The problem: Word for word, restate every line of the listing that follows.

Data records

++++++++++++++++++++

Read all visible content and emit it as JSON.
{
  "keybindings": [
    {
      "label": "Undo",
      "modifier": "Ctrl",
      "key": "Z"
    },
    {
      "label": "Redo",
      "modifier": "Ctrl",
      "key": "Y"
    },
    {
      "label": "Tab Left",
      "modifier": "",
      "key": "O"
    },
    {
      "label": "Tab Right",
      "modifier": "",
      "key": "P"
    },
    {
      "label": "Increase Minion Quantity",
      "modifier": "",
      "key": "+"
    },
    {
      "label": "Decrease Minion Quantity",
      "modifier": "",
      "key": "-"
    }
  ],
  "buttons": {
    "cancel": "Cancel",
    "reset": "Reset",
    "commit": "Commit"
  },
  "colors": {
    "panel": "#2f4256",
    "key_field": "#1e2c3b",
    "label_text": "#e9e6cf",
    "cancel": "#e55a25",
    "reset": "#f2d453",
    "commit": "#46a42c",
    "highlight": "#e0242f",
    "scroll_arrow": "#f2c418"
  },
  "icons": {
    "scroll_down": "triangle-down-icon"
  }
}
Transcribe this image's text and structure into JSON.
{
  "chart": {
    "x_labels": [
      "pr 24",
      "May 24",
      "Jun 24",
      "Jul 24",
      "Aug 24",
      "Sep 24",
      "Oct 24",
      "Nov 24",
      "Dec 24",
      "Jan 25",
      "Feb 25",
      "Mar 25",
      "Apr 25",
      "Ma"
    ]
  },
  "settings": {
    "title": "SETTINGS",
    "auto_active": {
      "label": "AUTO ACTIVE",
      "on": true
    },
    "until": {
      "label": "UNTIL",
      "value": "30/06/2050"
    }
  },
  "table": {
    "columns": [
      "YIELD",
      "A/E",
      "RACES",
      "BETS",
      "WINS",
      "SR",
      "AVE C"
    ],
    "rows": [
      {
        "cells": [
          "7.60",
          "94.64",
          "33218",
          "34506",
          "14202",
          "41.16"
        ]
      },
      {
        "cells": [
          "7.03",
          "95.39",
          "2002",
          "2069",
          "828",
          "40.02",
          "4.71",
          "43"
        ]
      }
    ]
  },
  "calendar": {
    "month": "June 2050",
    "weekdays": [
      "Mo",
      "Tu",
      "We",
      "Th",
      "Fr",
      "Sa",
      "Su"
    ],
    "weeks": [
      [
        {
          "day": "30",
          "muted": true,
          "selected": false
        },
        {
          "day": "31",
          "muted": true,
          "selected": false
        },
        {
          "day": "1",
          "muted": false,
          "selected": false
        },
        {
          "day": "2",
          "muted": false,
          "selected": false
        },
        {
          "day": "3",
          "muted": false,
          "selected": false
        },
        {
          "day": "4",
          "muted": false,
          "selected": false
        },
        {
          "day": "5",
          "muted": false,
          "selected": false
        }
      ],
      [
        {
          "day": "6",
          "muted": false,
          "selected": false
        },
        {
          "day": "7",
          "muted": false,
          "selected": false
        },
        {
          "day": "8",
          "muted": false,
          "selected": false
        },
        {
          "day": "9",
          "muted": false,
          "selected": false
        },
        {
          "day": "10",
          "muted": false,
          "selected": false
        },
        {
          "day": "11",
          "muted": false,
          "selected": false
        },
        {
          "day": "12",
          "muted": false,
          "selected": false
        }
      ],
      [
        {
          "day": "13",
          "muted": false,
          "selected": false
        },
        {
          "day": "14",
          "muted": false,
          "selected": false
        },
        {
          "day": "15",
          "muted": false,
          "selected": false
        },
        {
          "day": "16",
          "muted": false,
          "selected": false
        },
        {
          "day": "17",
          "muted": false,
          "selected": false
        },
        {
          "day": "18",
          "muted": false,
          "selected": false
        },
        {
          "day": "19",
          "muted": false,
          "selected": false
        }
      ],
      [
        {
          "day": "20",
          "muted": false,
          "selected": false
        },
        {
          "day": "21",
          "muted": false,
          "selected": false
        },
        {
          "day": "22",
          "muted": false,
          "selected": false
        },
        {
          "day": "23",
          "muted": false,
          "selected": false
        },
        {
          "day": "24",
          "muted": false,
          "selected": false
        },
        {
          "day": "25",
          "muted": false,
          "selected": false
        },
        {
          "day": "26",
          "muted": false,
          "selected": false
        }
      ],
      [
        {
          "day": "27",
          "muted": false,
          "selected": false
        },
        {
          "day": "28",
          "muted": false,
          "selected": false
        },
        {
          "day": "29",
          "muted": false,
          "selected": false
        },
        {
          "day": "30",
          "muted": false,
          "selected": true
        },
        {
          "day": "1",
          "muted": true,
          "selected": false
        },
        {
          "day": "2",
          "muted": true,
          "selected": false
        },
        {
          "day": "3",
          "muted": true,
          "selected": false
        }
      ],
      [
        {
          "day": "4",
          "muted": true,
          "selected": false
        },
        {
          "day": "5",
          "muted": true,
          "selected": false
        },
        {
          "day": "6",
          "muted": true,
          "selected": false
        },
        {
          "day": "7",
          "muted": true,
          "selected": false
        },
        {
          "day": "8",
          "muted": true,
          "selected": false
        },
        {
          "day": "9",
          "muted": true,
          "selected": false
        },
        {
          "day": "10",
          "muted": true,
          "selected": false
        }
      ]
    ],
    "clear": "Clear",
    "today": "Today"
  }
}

++++++++++++++++++++

Reply to the exercise:
Read all visible content and emit it as JSON.
{
  "keybindings": [
    {
      "label": "Undo",
      "modifier": "Ctrl",
      "key": "Z"
    },
    {
      "label": "Redo",
      "modifier": "Ctrl",
      "key": "Y"
    },
    {
      "label": "Tab Left",
      "modifier": "",
      "key": "O"
    },
    {
      "label": "Tab Right",
      "modifier": "",
      "key": "P"
    },
    {
      "label": "Increase Minion Quantity",
      "modifier": "",
      "key": "+"
    },
    {
      "label": "Decrease Minion Quantity",
      "modifier": "",
      "key": "-"
    }
  ],
  "buttons": {
    "cancel": "Cancel",
    "reset": "Reset",
    "commit": "Commit"
  },
  "colors": {
    "panel": "#2f4256",
    "key_field": "#1e2c3b",
    "label_text": "#e9e6cf",
    "cancel": "#e55a25",
    "reset": "#f2d453",
    "commit": "#46a42c",
    "highlight": "#e0242f",
    "scroll_arrow": "#f2c418"
  },
  "icons": {
    "scroll_down": "triangle-down-icon"
  }
}
Transcribe this image's text and structure into JSON.
{
  "chart": {
    "x_labels": [
      "pr 24",
      "May 24",
      "Jun 24",
      "Jul 24",
      "Aug 24",
      "Sep 24",
      "Oct 24",
      "Nov 24",
      "Dec 24",
      "Jan 25",
      "Feb 25",
      "Mar 25",
      "Apr 25",
      "Ma"
    ]
  },
  "settings": {
    "title": "SETTINGS",
    "auto_active": {
      "label": "AUTO ACTIVE",
      "on": true
    },
    "until": {
      "label": "UNTIL",
      "value": "30/06/2050"
    }
  },
  "table": {
    "columns": [
      "YIELD",
      "A/E",
      "RACES",
      "BETS",
      "WINS",
      "SR",
      "AVE C"
    ],
    "rows": [
      {
        "cells": [
          "7.60",
          "94.64",
          "33218",
          "34506",
          "14202",
          "41.16"
        ]
      },
      {
        "cells": [
          "7.03",
          "95.39",
          "2002",
          "2069",
          "828",
          "40.02",
          "4.71",
          "43"
        ]
      }
    ]
  },
  "calendar": {
    "month": "June 2050",
    "weekdays": [
      "Mo",
      "Tu",
      "We",
      "Th",
      "Fr",
      "Sa",
      "Su"
    ],
    "weeks": [
      [
        {
          "day": "30",
          "muted": true,
          "selected": false
        },
        {
          "day": "31",
          "muted": true,
          "selected": false
        },
        {
          "day": "1",
          "muted": false,
          "selected": false
        },
        {
          "day": "2",
          "muted": false,
          "selected": false
        },
        {
          "day": "3",
          "muted": false,
          "selected": false
        },
        {
          "day": "4",
          "muted": false,
          "selected": false
        },
        {
          "day": "5",
          "muted": false,
          "selected": false
        }
      ],
      [
        {
          "day": "6",
          "muted": false,
          "selected": false
        },
        {
          "day": "7",
          "muted": false,
          "selected": false
        },
        {
          "day": "8",
          "muted": false,
          "selected": false
        },
        {
          "day": "9",
          "muted": false,
          "selected": false
        },
        {
          "day": "10",
          "muted": false,
          "selected": false
        },
        {
          "day": "11",
          "muted": false,
          "selected": false
        },
        {
          "day": "12",
          "muted": false,
          "selected": false
        }
      ],
      [
        {
          "day": "13",
          "muted": false,
          "selected": false
        },
        {
          "day": "14",
          "muted": false,
          "selected": false
        },
        {
          "day": "15",
          "muted": false,
          "selected": false
        },
        {
          "day": "16",
          "muted": false,
          "selected": false
        },
        {
          "day": "17",
          "muted": false,
          "selected": false
        },
        {
          "day": "18",
          "muted": false,
          "selected": false
        },
        {
          "day": "19",
          "muted": false,
          "selected": false
        }
      ],
      [
        {
          "day": "20",
          "muted": false,
          "selected": false
        },
        {
          "day": "21",
          "muted": false,
          "selected": false
        },
        {
          "day": "22",
          "muted": false,
          "selected": false
        },
        {
          "day": "23",
          "muted": false,
          "selected": false
        },
        {
          "day": "24",
          "muted": false,
          "selected": false
        },
        {
          "day": "25",
          "muted": false,
          "selected": false
        },
        {
          "day": "26",
          "muted": false,
          "selected": false
        }
      ],
      [
        {
          "day": "27",
          "muted": false,
          "selected": false
        },
        {
          "day": "28",
          "muted": false,
          "selected": false
        },
        {
          "day": "29",
          "muted": false,
          "selected": false
        },
        {
          "day": "30",
          "muted": false,
          "selected": true
        },
        {
          "day": "1",
          "muted": true,
          "selected": false
        },
        {
          "day": "2",
          "muted": true,
          "selected": false
        },
        {
          "day": "3",
          "muted": true,
          "selected": false
        }
      ],
      [
        {
          "day": "4",
          "muted": true,
          "selected": false
        },
        {
          "day": "5",
          "muted": true,
          "selected": false
        },
        {
          "day": "6",
          "muted": true,
          "selected": false
        },
        {
          "day": "7",
          "muted": true,
          "selected": false
        },
        {
          "day": "8",
          "muted": true,
          "selected": false
        },
        {
          "day": "9",
          "muted": true,
          "selected": false
        },
        {
          "day": "10",
          "muted": true,
          "selected": false
        }
      ]
    ],
    "clear": "Clear",
    "today": "Today"
  }
}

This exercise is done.